• **What is required**:
Count how many lines of the material contain the string "Java", then give that number and nothing more.

· · · · · · ·

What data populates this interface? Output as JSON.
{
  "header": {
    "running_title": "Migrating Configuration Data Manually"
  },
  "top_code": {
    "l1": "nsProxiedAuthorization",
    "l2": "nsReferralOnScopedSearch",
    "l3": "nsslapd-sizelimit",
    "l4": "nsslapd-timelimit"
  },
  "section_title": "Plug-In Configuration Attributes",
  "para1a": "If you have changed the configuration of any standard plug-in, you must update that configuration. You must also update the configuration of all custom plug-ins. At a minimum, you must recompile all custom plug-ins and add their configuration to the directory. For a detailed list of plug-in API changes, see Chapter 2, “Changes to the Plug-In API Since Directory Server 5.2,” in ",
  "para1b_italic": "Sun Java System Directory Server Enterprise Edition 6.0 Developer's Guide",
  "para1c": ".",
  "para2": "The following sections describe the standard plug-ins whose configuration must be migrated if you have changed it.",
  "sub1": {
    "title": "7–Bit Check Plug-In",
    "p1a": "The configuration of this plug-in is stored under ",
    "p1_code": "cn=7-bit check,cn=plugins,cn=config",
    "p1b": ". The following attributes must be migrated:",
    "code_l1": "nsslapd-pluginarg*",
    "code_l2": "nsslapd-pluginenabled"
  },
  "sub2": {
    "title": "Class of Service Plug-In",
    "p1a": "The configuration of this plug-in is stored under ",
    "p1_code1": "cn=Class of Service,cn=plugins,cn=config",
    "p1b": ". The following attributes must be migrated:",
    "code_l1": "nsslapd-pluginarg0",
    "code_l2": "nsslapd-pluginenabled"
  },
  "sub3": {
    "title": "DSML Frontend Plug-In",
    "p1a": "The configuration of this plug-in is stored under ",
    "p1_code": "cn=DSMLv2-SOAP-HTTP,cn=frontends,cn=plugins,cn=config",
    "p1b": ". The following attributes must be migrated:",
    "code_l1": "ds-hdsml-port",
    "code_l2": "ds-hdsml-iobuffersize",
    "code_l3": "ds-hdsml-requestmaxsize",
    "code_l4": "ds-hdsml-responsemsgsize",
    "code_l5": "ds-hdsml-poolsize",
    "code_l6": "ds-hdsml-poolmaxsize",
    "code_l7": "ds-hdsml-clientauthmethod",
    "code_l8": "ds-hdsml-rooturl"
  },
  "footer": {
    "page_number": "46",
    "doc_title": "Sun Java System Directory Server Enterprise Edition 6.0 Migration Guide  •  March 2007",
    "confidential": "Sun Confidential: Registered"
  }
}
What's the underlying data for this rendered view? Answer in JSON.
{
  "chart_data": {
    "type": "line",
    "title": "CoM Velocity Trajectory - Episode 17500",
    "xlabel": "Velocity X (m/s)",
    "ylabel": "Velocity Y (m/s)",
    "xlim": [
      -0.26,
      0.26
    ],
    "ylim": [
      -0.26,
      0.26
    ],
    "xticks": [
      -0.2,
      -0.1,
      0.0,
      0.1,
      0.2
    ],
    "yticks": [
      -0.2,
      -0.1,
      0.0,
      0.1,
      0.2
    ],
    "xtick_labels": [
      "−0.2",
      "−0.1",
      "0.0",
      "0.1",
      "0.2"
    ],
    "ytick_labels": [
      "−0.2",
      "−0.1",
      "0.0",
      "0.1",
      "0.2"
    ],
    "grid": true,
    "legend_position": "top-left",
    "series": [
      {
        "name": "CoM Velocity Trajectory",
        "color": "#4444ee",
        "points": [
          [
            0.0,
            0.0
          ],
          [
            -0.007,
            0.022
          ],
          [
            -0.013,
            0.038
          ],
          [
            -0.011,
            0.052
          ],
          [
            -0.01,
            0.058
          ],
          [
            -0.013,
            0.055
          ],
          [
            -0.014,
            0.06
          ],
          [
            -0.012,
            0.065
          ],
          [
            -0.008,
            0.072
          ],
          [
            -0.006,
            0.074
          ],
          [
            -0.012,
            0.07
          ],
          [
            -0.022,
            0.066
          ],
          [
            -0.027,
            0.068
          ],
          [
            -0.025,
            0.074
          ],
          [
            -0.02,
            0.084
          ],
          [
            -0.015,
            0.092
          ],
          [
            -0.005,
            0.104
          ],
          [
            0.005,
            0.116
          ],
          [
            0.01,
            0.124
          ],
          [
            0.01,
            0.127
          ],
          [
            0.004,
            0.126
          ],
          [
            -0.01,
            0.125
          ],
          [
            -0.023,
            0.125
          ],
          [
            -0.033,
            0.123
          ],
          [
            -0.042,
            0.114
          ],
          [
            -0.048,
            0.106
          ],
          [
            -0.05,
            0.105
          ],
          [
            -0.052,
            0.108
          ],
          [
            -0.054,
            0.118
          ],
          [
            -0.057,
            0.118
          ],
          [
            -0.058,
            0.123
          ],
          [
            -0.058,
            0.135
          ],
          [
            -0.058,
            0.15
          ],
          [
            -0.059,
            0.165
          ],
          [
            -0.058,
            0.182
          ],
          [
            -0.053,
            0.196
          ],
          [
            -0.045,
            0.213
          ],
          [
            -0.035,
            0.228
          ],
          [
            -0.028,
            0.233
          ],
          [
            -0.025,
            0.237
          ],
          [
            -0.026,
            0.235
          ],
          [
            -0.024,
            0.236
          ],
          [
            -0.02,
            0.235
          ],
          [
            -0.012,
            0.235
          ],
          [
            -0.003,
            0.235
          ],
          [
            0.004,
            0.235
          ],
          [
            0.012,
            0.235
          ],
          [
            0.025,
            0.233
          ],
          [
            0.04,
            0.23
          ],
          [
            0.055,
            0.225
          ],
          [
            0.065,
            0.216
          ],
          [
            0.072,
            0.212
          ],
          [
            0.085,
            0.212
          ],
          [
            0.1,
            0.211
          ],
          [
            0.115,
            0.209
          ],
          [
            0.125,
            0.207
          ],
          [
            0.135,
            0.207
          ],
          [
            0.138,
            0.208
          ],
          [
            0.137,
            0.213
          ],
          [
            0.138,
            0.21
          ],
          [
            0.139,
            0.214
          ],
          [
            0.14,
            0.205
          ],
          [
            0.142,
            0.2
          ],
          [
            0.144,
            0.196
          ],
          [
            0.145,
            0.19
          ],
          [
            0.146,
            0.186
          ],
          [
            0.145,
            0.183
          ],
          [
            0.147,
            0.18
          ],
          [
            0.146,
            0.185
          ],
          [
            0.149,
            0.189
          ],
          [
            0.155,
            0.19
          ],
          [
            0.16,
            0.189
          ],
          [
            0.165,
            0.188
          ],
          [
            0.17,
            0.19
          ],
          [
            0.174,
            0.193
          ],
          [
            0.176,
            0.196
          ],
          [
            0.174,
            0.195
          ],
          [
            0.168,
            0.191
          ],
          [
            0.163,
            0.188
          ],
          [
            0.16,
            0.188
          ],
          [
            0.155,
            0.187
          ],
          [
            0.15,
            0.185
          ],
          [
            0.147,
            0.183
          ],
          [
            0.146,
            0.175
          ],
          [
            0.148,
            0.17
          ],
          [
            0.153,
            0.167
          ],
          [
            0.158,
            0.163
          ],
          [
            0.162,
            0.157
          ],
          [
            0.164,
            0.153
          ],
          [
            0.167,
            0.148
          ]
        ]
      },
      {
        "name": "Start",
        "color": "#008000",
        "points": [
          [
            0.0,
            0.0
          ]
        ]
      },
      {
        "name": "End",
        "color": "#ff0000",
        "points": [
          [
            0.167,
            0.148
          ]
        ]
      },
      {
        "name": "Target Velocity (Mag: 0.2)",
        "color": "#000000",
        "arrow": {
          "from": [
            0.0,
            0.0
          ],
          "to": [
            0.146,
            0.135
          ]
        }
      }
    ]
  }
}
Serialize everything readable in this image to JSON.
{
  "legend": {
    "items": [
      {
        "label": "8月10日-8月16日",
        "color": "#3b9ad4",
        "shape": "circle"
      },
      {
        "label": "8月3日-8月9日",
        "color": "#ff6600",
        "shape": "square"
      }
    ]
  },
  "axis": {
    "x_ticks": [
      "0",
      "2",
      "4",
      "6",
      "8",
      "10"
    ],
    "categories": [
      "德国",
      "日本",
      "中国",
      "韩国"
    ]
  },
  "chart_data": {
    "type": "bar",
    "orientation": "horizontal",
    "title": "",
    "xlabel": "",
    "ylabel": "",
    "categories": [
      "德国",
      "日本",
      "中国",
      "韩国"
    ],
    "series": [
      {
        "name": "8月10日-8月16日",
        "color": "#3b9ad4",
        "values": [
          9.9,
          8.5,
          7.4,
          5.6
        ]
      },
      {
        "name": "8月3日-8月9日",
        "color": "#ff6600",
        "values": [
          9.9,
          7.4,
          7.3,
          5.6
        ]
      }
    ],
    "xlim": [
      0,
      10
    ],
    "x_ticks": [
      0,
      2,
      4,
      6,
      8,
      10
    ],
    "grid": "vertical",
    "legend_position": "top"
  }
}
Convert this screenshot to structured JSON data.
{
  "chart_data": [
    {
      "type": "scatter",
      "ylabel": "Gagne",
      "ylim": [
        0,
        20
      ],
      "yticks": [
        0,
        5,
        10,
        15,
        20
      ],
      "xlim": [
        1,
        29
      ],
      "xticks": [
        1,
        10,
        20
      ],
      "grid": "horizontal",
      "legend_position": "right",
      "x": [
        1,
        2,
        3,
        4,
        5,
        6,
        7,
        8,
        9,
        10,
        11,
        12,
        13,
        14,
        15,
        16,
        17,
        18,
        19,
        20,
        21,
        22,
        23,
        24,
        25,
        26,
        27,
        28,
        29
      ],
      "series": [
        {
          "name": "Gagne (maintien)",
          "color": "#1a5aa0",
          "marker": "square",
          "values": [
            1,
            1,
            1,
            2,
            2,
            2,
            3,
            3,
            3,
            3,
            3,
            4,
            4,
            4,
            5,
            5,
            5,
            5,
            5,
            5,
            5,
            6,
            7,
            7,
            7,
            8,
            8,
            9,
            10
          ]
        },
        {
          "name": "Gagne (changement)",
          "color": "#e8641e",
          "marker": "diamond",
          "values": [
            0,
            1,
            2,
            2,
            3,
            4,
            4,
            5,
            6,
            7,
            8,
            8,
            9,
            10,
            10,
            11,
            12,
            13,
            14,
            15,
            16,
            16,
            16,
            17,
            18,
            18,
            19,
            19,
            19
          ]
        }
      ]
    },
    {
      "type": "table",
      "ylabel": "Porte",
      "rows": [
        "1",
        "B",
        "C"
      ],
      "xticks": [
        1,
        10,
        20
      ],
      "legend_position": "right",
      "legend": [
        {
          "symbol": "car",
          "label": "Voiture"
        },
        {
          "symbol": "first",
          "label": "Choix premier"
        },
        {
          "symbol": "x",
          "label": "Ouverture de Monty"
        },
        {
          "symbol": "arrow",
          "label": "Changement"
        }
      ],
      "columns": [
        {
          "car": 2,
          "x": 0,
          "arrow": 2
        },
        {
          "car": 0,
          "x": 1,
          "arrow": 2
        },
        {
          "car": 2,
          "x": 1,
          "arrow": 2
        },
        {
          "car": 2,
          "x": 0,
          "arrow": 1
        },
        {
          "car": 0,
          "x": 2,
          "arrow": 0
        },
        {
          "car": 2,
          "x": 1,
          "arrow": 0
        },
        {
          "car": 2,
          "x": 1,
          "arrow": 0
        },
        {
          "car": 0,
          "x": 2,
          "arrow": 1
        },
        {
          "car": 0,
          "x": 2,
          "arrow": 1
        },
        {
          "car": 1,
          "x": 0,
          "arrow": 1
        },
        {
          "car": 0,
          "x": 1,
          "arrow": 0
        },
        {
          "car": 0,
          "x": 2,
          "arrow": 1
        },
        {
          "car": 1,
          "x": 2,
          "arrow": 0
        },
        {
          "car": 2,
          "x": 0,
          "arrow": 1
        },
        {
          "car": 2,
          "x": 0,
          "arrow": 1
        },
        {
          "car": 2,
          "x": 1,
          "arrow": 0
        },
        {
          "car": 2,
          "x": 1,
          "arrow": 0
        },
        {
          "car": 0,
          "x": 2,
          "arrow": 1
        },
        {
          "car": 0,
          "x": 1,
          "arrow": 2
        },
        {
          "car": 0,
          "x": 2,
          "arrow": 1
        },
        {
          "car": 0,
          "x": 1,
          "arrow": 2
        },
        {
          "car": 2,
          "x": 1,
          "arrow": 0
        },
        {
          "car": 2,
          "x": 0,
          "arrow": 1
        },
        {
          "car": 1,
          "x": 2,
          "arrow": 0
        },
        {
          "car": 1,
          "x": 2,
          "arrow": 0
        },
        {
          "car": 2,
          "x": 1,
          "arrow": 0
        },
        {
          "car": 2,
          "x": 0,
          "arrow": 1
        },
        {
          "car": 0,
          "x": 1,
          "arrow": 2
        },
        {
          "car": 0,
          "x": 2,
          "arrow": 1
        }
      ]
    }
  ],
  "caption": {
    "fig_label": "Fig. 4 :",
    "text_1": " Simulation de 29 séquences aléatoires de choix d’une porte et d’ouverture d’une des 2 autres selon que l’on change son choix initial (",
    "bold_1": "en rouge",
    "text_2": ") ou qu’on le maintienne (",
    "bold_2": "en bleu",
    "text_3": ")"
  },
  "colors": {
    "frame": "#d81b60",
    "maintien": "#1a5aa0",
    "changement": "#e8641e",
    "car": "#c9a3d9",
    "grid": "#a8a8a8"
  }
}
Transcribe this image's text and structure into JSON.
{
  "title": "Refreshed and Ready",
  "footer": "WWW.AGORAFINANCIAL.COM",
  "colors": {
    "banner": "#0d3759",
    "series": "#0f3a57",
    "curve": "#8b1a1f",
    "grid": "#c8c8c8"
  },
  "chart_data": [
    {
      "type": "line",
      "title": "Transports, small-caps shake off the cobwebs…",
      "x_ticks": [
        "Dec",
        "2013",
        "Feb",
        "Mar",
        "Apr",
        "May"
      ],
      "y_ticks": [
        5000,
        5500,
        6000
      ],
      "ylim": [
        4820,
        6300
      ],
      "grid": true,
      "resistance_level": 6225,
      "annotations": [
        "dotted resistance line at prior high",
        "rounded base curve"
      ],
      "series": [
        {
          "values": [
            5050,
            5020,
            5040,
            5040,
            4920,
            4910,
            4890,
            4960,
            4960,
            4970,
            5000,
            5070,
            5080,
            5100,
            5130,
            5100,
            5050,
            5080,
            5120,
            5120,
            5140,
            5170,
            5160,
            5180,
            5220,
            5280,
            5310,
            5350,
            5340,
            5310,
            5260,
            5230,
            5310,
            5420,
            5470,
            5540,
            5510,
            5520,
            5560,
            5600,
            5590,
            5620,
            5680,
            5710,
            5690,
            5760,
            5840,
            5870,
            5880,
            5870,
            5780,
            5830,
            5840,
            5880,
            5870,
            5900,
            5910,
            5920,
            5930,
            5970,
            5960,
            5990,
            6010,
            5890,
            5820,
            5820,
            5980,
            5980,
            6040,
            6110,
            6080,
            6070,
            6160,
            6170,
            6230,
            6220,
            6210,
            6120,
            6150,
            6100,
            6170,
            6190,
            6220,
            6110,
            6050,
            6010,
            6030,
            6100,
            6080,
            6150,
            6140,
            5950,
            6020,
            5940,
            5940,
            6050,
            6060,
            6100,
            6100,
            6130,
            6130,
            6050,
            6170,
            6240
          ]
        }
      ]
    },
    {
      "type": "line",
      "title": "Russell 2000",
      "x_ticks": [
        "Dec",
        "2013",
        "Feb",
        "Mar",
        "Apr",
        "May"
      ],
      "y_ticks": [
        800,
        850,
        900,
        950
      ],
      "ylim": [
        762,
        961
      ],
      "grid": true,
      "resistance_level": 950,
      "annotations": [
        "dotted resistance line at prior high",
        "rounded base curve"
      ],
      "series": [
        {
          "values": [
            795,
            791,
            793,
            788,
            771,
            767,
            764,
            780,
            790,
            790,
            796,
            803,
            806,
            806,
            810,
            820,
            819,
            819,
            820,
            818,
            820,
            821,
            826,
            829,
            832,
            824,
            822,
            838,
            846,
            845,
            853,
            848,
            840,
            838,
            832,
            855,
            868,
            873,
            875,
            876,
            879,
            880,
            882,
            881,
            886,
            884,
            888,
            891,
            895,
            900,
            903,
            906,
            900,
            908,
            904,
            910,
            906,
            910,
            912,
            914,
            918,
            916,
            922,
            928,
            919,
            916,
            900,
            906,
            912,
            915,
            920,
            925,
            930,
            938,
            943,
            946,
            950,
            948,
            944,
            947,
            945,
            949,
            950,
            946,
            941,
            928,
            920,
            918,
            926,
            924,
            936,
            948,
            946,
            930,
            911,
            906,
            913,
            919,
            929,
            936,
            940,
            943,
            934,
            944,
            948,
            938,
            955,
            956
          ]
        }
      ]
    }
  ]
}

· · · · · · ·

• **Response below**:
2